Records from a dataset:
##########

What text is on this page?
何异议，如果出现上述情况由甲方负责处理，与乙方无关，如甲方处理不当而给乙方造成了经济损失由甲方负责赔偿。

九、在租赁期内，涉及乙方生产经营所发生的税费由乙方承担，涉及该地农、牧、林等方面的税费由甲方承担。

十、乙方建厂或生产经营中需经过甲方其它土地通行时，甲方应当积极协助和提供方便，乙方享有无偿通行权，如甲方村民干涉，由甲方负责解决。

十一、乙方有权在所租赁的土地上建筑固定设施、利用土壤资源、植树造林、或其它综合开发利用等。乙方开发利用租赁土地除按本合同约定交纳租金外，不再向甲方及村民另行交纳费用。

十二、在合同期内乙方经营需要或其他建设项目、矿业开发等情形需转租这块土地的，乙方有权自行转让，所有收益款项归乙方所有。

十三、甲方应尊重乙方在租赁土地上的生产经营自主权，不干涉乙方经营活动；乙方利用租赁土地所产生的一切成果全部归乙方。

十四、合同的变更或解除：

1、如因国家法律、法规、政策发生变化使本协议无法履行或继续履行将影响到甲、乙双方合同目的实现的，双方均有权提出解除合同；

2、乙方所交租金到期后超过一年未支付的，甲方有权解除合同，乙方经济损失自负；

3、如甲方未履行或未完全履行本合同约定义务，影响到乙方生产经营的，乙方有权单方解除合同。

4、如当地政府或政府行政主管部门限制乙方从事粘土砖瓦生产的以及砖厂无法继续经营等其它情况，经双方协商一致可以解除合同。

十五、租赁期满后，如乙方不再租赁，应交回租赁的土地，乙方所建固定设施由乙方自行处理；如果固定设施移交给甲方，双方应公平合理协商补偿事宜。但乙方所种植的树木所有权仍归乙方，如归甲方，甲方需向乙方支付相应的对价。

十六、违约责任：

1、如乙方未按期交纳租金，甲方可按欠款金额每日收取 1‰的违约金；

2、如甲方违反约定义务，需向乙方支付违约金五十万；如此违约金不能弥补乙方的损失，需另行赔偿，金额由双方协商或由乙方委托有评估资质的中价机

##########

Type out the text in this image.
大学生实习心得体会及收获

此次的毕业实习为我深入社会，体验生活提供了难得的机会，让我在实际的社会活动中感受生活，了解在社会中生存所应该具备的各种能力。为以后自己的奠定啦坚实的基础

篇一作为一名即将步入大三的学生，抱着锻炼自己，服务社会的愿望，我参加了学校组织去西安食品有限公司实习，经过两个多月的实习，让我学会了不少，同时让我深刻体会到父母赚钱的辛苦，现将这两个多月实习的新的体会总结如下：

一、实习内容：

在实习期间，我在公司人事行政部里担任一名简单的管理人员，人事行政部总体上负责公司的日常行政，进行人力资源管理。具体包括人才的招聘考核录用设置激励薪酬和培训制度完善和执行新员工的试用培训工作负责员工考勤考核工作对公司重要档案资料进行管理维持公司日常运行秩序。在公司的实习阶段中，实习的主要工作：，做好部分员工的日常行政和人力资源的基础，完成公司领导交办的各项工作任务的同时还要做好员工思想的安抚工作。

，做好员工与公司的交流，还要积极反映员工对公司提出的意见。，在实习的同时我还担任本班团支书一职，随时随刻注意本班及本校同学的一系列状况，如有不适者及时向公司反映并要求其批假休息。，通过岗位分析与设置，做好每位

##########

> **WHAT YOU NEED TO DO**
Return each line that includes "this".

> **RESPONSE BELOW**
What text is on this page?
Type out the text in this image.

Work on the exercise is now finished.